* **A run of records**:
——————
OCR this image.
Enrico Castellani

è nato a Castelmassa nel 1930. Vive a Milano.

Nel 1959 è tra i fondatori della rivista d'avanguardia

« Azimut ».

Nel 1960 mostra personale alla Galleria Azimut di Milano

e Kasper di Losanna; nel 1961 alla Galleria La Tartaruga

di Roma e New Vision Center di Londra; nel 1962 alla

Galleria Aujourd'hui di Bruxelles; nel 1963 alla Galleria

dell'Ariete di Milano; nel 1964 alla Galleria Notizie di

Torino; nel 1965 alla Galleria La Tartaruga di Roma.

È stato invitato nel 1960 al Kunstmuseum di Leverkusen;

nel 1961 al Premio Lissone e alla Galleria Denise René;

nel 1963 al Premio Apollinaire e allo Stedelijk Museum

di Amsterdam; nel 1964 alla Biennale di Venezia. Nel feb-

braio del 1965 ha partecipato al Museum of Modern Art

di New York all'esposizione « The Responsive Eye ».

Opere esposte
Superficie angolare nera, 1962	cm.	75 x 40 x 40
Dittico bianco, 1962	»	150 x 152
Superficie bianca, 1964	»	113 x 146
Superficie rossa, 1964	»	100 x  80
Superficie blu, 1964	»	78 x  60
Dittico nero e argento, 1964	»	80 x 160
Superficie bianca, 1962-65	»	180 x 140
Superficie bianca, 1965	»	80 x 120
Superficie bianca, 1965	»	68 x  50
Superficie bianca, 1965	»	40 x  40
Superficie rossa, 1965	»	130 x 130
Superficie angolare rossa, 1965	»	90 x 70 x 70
——————
* **INSTRUCTIONS FOR THE TASK**:
Every line above should be written out again exactly as it stands.

* **FINISHED ANSWER**:
OCR this image.
Enrico Castellani

è nato a Castelmassa nel 1930. Vive a Milano.

Nel 1959 è tra i fondatori della rivista d'avanguardia

« Azimut ».

Nel 1960 mostra personale alla Galleria Azimut di Milano

e Kasper di Losanna; nel 1961 alla Galleria La Tartaruga

di Roma e New Vision Center di Londra; nel 1962 alla

Galleria Aujourd'hui di Bruxelles; nel 1963 alla Galleria

dell'Ariete di Milano; nel 1964 alla Galleria Notizie di

Torino; nel 1965 alla Galleria La Tartaruga di Roma.

È stato invitato nel 1960 al Kunstmuseum di Leverkusen;

nel 1961 al Premio Lissone e alla Galleria Denise René;

nel 1963 al Premio Apollinaire e allo Stedelijk Museum

di Amsterdam; nel 1964 alla Biennale di Venezia. Nel feb-

braio del 1965 ha partecipato al Museum of Modern Art

di New York all'esposizione « The Responsive Eye ».

Opere esposte
Superficie angolare nera, 1962	cm.	75 x 40 x 40
Dittico bianco, 1962	»	150 x 152
Superficie bianca, 1964	»	113 x 146
Superficie rossa, 1964	»	100 x  80
Superficie blu, 1964	»	78 x  60
Dittico nero e argento, 1964	»	80 x 160
Superficie bianca, 1962-65	»	180 x 140
Superficie bianca, 1965	»	80 x 120
Superficie bianca, 1965	»	68 x  50
Superficie bianca, 1965	»	40 x  40
Superficie rossa, 1965	»	130 x 130
Superficie angolare rossa, 1965	»	90 x 70 x 70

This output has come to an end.